**WHAT YOU SHOULD DO**
Reproduce each of the entries below word for word.

**INPUT ROWS**
───

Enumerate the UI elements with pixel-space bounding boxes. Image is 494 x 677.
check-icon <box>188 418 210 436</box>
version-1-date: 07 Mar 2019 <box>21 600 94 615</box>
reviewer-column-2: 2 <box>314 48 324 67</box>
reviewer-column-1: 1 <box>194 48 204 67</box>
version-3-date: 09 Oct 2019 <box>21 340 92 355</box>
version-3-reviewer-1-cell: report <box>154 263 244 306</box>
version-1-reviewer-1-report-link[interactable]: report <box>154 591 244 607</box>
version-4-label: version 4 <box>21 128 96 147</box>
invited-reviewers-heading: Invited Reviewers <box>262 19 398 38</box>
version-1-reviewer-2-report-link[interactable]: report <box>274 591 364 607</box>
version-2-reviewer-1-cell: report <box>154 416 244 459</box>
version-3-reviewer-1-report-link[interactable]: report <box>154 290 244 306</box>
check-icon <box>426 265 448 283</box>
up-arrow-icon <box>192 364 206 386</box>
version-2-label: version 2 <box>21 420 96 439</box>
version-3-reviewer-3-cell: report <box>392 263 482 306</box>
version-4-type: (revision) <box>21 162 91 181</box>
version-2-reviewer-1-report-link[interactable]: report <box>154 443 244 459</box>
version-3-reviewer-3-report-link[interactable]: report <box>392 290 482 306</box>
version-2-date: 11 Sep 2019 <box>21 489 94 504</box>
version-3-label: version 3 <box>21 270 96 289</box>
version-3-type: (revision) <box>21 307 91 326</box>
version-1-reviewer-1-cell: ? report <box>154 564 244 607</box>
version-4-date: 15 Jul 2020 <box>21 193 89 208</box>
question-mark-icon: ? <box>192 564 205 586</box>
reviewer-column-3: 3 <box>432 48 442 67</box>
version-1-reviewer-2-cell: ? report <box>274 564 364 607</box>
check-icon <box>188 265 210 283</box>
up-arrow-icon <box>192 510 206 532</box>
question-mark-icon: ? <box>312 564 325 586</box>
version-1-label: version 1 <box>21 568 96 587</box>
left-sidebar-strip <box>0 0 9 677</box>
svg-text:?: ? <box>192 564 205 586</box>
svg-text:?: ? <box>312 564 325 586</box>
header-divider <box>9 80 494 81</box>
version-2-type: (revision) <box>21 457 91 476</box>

───

**EXERCISE OUTPUT**
Enumerate the UI elements with pixel-space bounding boxes. Image is 494 x 677.
check-icon <box>188 418 210 436</box>
version-1-date: 07 Mar 2019 <box>21 600 94 615</box>
reviewer-column-2: 2 <box>314 48 324 67</box>
reviewer-column-1: 1 <box>194 48 204 67</box>
version-3-date: 09 Oct 2019 <box>21 340 92 355</box>
version-3-reviewer-1-cell: report <box>154 263 244 306</box>
version-1-reviewer-1-report-link[interactable]: report <box>154 591 244 607</box>
version-4-label: version 4 <box>21 128 96 147</box>
invited-reviewers-heading: Invited Reviewers <box>262 19 398 38</box>
version-1-reviewer-2-report-link[interactable]: report <box>274 591 364 607</box>
version-2-reviewer-1-cell: report <box>154 416 244 459</box>
version-3-reviewer-1-report-link[interactable]: report <box>154 290 244 306</box>
check-icon <box>426 265 448 283</box>
up-arrow-icon <box>192 364 206 386</box>
version-2-label: version 2 <box>21 420 96 439</box>
version-3-reviewer-3-cell: report <box>392 263 482 306</box>
version-4-type: (revision) <box>21 162 91 181</box>
version-2-reviewer-1-report-link[interactable]: report <box>154 443 244 459</box>
version-3-reviewer-3-report-link[interactable]: report <box>392 290 482 306</box>
version-2-date: 11 Sep 2019 <box>21 489 94 504</box>
version-3-label: version 3 <box>21 270 96 289</box>
version-3-type: (revision) <box>21 307 91 326</box>
version-1-reviewer-1-cell: ? report <box>154 564 244 607</box>
version-4-date: 15 Jul 2020 <box>21 193 89 208</box>
question-mark-icon: ? <box>192 564 205 586</box>
reviewer-column-3: 3 <box>432 48 442 67</box>
version-1-reviewer-2-cell: ? report <box>274 564 364 607</box>
check-icon <box>188 265 210 283</box>
up-arrow-icon <box>192 510 206 532</box>
question-mark-icon: ? <box>312 564 325 586</box>
version-1-label: version 1 <box>21 568 96 587</box>
left-sidebar-strip <box>0 0 9 677</box>
svg-text:?: ? <box>192 564 205 586</box>
svg-text:?: ? <box>312 564 325 586</box>
header-divider <box>9 80 494 81</box>
version-2-type: (revision) <box>21 457 91 476</box>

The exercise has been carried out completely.